== Required task ==
Quote, word for word, the lines from the start of the data through the line containing "stripe bbox=[42, 367, 672, 375]", both ends inclusive.

···

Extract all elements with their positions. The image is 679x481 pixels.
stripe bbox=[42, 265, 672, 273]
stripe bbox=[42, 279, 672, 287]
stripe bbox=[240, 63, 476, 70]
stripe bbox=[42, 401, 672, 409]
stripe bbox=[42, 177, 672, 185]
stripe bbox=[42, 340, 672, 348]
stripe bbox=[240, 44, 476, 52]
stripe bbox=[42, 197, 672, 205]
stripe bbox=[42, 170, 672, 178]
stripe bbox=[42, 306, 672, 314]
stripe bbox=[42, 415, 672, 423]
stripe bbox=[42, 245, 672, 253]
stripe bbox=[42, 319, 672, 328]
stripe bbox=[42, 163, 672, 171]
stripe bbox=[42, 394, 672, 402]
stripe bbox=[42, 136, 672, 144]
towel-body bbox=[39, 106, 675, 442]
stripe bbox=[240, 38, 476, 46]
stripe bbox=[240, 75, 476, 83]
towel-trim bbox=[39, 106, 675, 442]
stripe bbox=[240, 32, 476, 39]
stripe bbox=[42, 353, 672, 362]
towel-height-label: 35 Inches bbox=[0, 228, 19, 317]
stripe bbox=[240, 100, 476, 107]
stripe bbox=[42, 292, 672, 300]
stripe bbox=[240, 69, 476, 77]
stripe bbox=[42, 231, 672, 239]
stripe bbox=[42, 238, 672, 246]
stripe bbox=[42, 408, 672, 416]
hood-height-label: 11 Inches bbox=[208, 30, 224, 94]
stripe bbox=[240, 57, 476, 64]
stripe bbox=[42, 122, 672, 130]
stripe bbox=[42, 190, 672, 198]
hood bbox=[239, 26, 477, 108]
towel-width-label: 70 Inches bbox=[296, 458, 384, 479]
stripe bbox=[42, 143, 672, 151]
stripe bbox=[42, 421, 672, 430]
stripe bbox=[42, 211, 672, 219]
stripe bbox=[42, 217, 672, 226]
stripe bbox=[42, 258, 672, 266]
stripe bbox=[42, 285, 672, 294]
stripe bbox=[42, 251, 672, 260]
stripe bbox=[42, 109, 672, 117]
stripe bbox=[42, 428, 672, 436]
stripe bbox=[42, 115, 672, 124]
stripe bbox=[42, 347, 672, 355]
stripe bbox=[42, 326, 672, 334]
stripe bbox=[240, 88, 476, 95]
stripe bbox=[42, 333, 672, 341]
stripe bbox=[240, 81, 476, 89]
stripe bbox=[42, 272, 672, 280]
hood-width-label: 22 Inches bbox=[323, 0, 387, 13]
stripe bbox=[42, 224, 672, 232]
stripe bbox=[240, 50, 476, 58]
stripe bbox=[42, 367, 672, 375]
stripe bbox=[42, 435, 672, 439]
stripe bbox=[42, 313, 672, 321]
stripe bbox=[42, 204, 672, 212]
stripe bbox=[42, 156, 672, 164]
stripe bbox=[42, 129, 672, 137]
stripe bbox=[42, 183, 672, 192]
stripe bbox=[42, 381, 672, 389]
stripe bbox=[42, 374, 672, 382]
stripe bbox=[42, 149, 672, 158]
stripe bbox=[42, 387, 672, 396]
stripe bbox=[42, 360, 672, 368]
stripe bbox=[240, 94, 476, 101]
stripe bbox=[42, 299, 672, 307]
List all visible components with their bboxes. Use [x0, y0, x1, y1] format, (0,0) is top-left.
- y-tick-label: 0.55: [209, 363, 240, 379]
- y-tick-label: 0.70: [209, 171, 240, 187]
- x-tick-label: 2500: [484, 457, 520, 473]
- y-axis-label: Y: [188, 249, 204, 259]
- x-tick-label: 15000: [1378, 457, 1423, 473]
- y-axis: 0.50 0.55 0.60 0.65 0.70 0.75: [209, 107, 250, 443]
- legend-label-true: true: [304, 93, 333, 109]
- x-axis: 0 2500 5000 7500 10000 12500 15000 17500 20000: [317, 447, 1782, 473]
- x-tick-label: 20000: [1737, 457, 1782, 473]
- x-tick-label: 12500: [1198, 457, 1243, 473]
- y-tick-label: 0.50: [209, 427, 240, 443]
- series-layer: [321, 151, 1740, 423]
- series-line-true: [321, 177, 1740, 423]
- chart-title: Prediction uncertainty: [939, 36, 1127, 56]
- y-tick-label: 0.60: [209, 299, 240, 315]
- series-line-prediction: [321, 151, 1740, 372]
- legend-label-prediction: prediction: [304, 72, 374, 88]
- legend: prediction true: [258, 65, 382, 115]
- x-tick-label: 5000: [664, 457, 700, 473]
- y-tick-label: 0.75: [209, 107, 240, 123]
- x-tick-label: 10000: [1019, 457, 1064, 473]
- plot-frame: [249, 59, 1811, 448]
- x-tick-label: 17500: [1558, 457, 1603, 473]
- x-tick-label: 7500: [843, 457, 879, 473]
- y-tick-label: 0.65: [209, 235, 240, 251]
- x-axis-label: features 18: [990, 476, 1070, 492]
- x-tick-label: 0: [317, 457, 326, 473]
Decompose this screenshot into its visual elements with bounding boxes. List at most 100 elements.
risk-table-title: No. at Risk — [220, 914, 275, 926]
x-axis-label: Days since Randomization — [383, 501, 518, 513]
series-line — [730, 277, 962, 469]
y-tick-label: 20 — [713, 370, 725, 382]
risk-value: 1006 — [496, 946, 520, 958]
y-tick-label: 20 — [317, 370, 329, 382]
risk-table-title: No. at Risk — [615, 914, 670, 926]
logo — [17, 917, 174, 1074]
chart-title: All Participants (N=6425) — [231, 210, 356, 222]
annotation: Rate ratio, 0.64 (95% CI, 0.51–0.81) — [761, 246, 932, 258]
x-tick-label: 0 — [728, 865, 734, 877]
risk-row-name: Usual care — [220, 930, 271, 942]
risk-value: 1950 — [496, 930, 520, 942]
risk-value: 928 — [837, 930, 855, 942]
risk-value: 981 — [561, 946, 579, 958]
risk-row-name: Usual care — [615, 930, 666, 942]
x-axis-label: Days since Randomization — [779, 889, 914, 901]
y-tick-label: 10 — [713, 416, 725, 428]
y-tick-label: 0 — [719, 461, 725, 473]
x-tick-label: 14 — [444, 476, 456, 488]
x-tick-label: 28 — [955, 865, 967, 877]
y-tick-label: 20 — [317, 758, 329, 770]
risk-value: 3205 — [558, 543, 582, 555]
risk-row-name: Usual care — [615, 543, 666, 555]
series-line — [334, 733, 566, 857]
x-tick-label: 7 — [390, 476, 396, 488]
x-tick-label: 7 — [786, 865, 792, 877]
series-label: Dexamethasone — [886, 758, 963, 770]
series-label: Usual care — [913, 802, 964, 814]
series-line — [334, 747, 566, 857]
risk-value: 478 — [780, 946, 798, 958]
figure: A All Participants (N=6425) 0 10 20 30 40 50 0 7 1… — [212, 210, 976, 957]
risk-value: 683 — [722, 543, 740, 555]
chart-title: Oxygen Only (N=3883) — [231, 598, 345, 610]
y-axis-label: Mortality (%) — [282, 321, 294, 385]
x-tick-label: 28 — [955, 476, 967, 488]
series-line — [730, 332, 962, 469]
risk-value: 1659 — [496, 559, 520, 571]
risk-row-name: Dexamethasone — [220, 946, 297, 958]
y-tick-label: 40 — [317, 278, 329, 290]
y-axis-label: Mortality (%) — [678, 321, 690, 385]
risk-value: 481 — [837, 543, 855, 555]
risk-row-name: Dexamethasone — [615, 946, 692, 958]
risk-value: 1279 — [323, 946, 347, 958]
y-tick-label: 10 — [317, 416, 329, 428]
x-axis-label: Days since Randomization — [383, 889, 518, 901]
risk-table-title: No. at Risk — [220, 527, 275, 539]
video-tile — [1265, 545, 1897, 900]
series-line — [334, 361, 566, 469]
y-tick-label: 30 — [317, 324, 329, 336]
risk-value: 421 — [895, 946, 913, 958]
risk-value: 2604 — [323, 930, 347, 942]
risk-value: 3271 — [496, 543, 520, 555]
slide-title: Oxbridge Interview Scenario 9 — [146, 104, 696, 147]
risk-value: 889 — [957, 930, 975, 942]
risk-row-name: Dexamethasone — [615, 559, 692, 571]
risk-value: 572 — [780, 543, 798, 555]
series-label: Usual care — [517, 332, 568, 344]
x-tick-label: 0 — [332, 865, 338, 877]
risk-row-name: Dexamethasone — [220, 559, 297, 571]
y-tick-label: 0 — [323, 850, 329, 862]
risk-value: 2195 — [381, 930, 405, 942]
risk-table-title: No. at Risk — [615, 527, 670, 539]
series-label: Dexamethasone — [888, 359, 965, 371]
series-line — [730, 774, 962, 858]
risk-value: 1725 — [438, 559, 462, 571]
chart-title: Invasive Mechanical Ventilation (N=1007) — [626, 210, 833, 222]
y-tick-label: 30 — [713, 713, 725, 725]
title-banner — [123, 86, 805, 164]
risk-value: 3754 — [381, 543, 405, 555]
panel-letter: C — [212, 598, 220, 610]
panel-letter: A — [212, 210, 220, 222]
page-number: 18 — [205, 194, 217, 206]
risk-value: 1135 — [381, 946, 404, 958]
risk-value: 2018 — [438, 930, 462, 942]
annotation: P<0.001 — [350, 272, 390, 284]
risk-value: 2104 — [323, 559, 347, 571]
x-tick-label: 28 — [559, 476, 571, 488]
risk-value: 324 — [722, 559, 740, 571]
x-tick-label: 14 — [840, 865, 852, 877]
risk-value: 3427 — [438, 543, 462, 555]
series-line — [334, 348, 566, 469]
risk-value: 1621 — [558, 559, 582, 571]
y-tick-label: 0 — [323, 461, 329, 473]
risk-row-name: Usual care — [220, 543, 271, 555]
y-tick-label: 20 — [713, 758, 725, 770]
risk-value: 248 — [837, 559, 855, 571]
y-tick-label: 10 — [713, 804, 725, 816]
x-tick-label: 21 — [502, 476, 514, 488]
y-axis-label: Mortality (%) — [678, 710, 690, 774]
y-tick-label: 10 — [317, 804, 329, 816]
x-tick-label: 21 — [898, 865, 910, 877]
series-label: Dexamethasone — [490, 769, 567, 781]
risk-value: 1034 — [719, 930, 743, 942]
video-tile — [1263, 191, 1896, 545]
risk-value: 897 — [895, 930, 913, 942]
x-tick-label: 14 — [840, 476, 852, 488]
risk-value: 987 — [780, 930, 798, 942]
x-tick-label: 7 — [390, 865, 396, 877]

···

== Finished task ==
Extract all elements with their positions. The image is 679x481 pixels.
stripe bbox=[42, 265, 672, 273]
stripe bbox=[42, 279, 672, 287]
stripe bbox=[240, 63, 476, 70]
stripe bbox=[42, 401, 672, 409]
stripe bbox=[42, 177, 672, 185]
stripe bbox=[42, 340, 672, 348]
stripe bbox=[240, 44, 476, 52]
stripe bbox=[42, 197, 672, 205]
stripe bbox=[42, 170, 672, 178]
stripe bbox=[42, 306, 672, 314]
stripe bbox=[42, 415, 672, 423]
stripe bbox=[42, 245, 672, 253]
stripe bbox=[42, 319, 672, 328]
stripe bbox=[42, 163, 672, 171]
stripe bbox=[42, 394, 672, 402]
stripe bbox=[42, 136, 672, 144]
towel-body bbox=[39, 106, 675, 442]
stripe bbox=[240, 38, 476, 46]
stripe bbox=[240, 75, 476, 83]
towel-trim bbox=[39, 106, 675, 442]
stripe bbox=[240, 32, 476, 39]
stripe bbox=[42, 353, 672, 362]
towel-height-label: 35 Inches bbox=[0, 228, 19, 317]
stripe bbox=[240, 100, 476, 107]
stripe bbox=[42, 292, 672, 300]
stripe bbox=[240, 69, 476, 77]
stripe bbox=[42, 231, 672, 239]
stripe bbox=[42, 238, 672, 246]
stripe bbox=[42, 408, 672, 416]
hood-height-label: 11 Inches bbox=[208, 30, 224, 94]
stripe bbox=[240, 57, 476, 64]
stripe bbox=[42, 122, 672, 130]
stripe bbox=[42, 190, 672, 198]
hood bbox=[239, 26, 477, 108]
towel-width-label: 70 Inches bbox=[296, 458, 384, 479]
stripe bbox=[42, 143, 672, 151]
stripe bbox=[42, 421, 672, 430]
stripe bbox=[42, 211, 672, 219]
stripe bbox=[42, 217, 672, 226]
stripe bbox=[42, 258, 672, 266]
stripe bbox=[42, 285, 672, 294]
stripe bbox=[42, 251, 672, 260]
stripe bbox=[42, 109, 672, 117]
stripe bbox=[42, 428, 672, 436]
stripe bbox=[42, 115, 672, 124]
stripe bbox=[42, 347, 672, 355]
stripe bbox=[42, 326, 672, 334]
stripe bbox=[240, 88, 476, 95]
stripe bbox=[42, 333, 672, 341]
stripe bbox=[240, 81, 476, 89]
stripe bbox=[42, 272, 672, 280]
hood-width-label: 22 Inches bbox=[323, 0, 387, 13]
stripe bbox=[42, 224, 672, 232]
stripe bbox=[240, 50, 476, 58]
stripe bbox=[42, 367, 672, 375]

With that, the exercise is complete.